▶ **PROVIDED INFORMATION**:
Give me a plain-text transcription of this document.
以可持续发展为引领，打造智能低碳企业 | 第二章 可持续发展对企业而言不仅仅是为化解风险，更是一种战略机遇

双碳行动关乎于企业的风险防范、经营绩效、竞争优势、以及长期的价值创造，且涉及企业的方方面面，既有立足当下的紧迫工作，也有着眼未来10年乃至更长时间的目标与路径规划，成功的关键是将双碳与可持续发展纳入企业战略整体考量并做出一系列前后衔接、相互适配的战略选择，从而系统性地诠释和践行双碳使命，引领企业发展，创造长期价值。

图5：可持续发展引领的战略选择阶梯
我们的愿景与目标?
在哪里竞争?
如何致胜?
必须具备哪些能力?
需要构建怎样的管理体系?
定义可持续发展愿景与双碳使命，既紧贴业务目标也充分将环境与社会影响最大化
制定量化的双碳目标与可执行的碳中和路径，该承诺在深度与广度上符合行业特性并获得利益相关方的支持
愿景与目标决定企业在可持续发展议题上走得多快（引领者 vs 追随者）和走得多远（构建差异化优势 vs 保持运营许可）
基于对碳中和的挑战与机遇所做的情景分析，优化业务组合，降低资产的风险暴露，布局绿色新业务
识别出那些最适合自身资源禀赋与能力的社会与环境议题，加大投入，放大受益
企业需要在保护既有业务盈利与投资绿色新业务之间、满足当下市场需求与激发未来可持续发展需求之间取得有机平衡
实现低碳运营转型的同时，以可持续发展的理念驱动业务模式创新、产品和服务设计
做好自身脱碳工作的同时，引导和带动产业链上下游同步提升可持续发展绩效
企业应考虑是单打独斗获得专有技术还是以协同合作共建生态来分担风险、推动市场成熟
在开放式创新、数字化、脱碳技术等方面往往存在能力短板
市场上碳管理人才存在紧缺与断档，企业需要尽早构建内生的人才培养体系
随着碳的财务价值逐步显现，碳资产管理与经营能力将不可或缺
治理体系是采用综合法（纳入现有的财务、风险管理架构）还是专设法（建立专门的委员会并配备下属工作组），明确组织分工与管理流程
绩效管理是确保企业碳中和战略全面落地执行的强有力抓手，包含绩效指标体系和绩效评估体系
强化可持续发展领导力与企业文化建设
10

▶ **DIRECTION**: Quote every entry exactly.

▶ **FULL RESPONSE**:
Give me a plain-text transcription of this document.
以可持续发展为引领，打造智能低碳企业 | 第二章 可持续发展对企业而言不仅仅是为化解风险，更是一种战略机遇

双碳行动关乎于企业的风险防范、经营绩效、竞争优势、以及长期的价值创造，且涉及企业的方方面面，既有立足当下的紧迫工作，也有着眼未来10年乃至更长时间的目标与路径规划，成功的关键是将双碳与可持续发展纳入企业战略整体考量并做出一系列前后衔接、相互适配的战略选择，从而系统性地诠释和践行双碳使命，引领企业发展，创造长期价值。

图5：可持续发展引领的战略选择阶梯
我们的愿景与目标?
在哪里竞争?
如何致胜?
必须具备哪些能力?
需要构建怎样的管理体系?
定义可持续发展愿景与双碳使命，既紧贴业务目标也充分将环境与社会影响最大化
制定量化的双碳目标与可执行的碳中和路径，该承诺在深度与广度上符合行业特性并获得利益相关方的支持
愿景与目标决定企业在可持续发展议题上走得多快（引领者 vs 追随者）和走得多远（构建差异化优势 vs 保持运营许可）
基于对碳中和的挑战与机遇所做的情景分析，优化业务组合，降低资产的风险暴露，布局绿色新业务
识别出那些最适合自身资源禀赋与能力的社会与环境议题，加大投入，放大受益
企业需要在保护既有业务盈利与投资绿色新业务之间、满足当下市场需求与激发未来可持续发展需求之间取得有机平衡
实现低碳运营转型的同时，以可持续发展的理念驱动业务模式创新、产品和服务设计
做好自身脱碳工作的同时，引导和带动产业链上下游同步提升可持续发展绩效
企业应考虑是单打独斗获得专有技术还是以协同合作共建生态来分担风险、推动市场成熟
在开放式创新、数字化、脱碳技术等方面往往存在能力短板
市场上碳管理人才存在紧缺与断档，企业需要尽早构建内生的人才培养体系
随着碳的财务价值逐步显现，碳资产管理与经营能力将不可或缺
治理体系是采用综合法（纳入现有的财务、风险管理架构）还是专设法（建立专门的委员会并配备下属工作组），明确组织分工与管理流程
绩效管理是确保企业碳中和战略全面落地执行的强有力抓手，包含绩效指标体系和绩效评估体系
强化可持续发展领导力与企业文化建设
10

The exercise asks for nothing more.